* [Goal of the exercise] Give back each entry unchanged, minus pictures.

* [Information provided]
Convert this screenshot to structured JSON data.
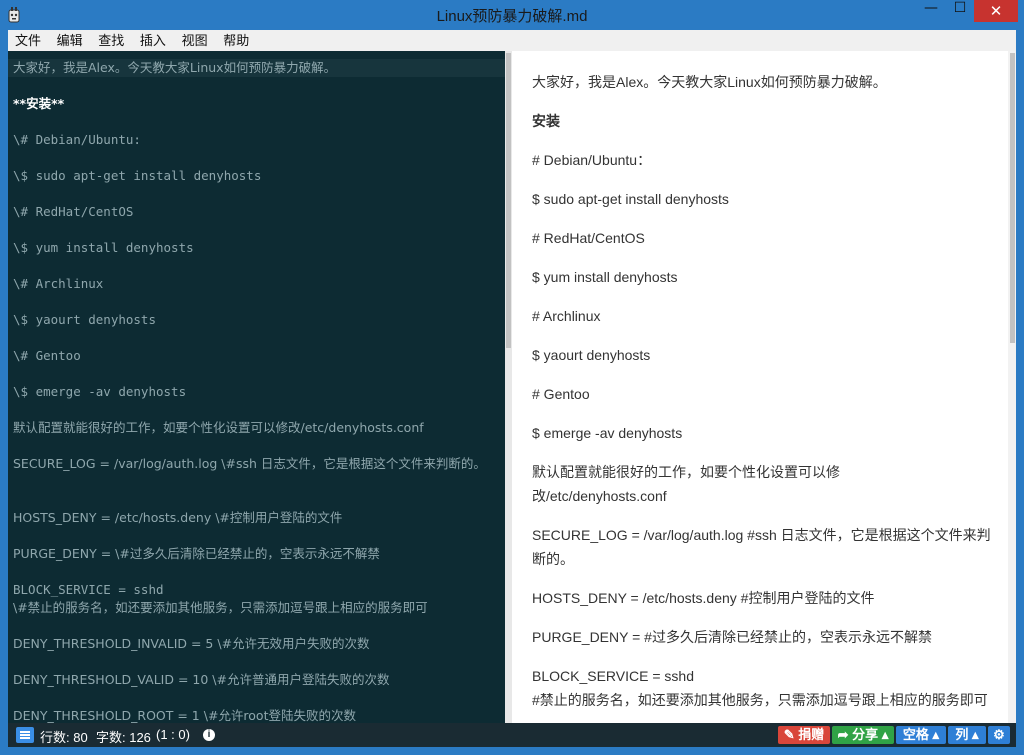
{
  "window": {
    "title": "Linux预防暴力破解.md",
    "min": "—",
    "max": "☐",
    "close": "✕"
  },
  "menu": [
    "文件",
    "编辑",
    "查找",
    "插入",
    "视图",
    "帮助"
  ],
  "editor_lines": [
    "大家好，我是Alex。今天教大家Linux如何预防暴力破解。",
    "**安装**",
    "\\# Debian/Ubuntu:",
    "\\$ sudo apt-get install denyhosts",
    "\\# RedHat/CentOS",
    "\\$ yum install denyhosts",
    "\\# Archlinux",
    "\\$ yaourt denyhosts",
    "\\# Gentoo",
    "\\$ emerge -av denyhosts",
    "默认配置就能很好的工作，如要个性化设置可以修改/etc/denyhosts.conf",
    "SECURE_LOG = /var/log/auth.log \\#ssh 日志文件，它是根据这个文件来判断的。",
    "HOSTS_DENY = /etc/hosts.deny \\#控制用户登陆的文件",
    "PURGE_DENY = \\#过多久后清除已经禁止的，空表示永远不解禁",
    "BLOCK_SERVICE = sshd",
    "\\#禁止的服务名，如还要添加其他服务，只需添加逗号跟上相应的服务即可",
    "DENY_THRESHOLD_INVALID = 5 \\#允许无效用户失败的次数",
    "DENY_THRESHOLD_VALID = 10 \\#允许普通用户登陆失败的次数",
    "DENY_THRESHOLD_ROOT = 1 \\#允许root登陆失败的次数"
  ],
  "preview_lines": [
    "大家好，我是Alex。今天教大家Linux如何预防暴力破解。",
    "安装",
    "# Debian/Ubuntu：",
    "$ sudo apt-get install denyhosts",
    "# RedHat/CentOS",
    "$ yum install denyhosts",
    "# Archlinux",
    "$ yaourt denyhosts",
    "# Gentoo",
    "$ emerge -av denyhosts",
    "默认配置就能很好的工作，如要个性化设置可以修改/etc/denyhosts.conf",
    "SECURE_LOG = /var/log/auth.log #ssh 日志文件，它是根据这个文件来判断的。",
    "HOSTS_DENY = /etc/hosts.deny #控制用户登陆的文件",
    "PURGE_DENY = #过多久后清除已经禁止的，空表示永远不解禁",
    "BLOCK_SERVICE = sshd",
    "#禁止的服务名，如还要添加其他服务，只需添加逗号跟上相应的服务即可"
  ],
  "status": {
    "lines": "行数: 80",
    "chars": "字数: 126",
    "pos": "(1 : 0)",
    "info_icon": "i",
    "donate": "捐赠",
    "share": "分享",
    "space": "空格",
    "col": "列",
    "gear": "⚙"
  }
}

* [Final result]
Convert this screenshot to structured JSON data.
{
  "window": {
    "title": "Linux预防暴力破解.md",
    "min": "—",
    "max": "☐",
    "close": "✕"
  },
  "menu": [
    "文件",
    "编辑",
    "查找",
    "插入",
    "视图",
    "帮助"
  ],
  "editor_lines": [
    "大家好，我是Alex。今天教大家Linux如何预防暴力破解。",
    "**安装**",
    "\\# Debian/Ubuntu:",
    "\\$ sudo apt-get install denyhosts",
    "\\# RedHat/CentOS",
    "\\$ yum install denyhosts",
    "\\# Archlinux",
    "\\$ yaourt denyhosts",
    "\\# Gentoo",
    "\\$ emerge -av denyhosts",
    "默认配置就能很好的工作，如要个性化设置可以修改/etc/denyhosts.conf",
    "SECURE_LOG = /var/log/auth.log \\#ssh 日志文件，它是根据这个文件来判断的。",
    "HOSTS_DENY = /etc/hosts.deny \\#控制用户登陆的文件",
    "PURGE_DENY = \\#过多久后清除已经禁止的，空表示永远不解禁",
    "BLOCK_SERVICE = sshd",
    "\\#禁止的服务名，如还要添加其他服务，只需添加逗号跟上相应的服务即可",
    "DENY_THRESHOLD_INVALID = 5 \\#允许无效用户失败的次数",
    "DENY_THRESHOLD_VALID = 10 \\#允许普通用户登陆失败的次数",
    "DENY_THRESHOLD_ROOT = 1 \\#允许root登陆失败的次数"
  ],
  "preview_lines": [
    "大家好，我是Alex。今天教大家Linux如何预防暴力破解。",
    "安装",
    "# Debian/Ubuntu：",
    "$ sudo apt-get install denyhosts",
    "# RedHat/CentOS",
    "$ yum install denyhosts",
    "# Archlinux",
    "$ yaourt denyhosts",
    "# Gentoo",
    "$ emerge -av denyhosts",
    "默认配置就能很好的工作，如要个性化设置可以修改/etc/denyhosts.conf",
    "SECURE_LOG = /var/log/auth.log #ssh 日志文件，它是根据这个文件来判断的。",
    "HOSTS_DENY = /etc/hosts.deny #控制用户登陆的文件",
    "PURGE_DENY = #过多久后清除已经禁止的，空表示永远不解禁",
    "BLOCK_SERVICE = sshd",
    "#禁止的服务名，如还要添加其他服务，只需添加逗号跟上相应的服务即可"
  ],
  "status": {
    "lines": "行数: 80",
    "chars": "字数: 126",
    "pos": "(1 : 0)",
    "info_icon": "i",
    "donate": "捐赠",
    "share": "分享",
    "space": "空格",
    "col": "列",
    "gear": "⚙"
  }
}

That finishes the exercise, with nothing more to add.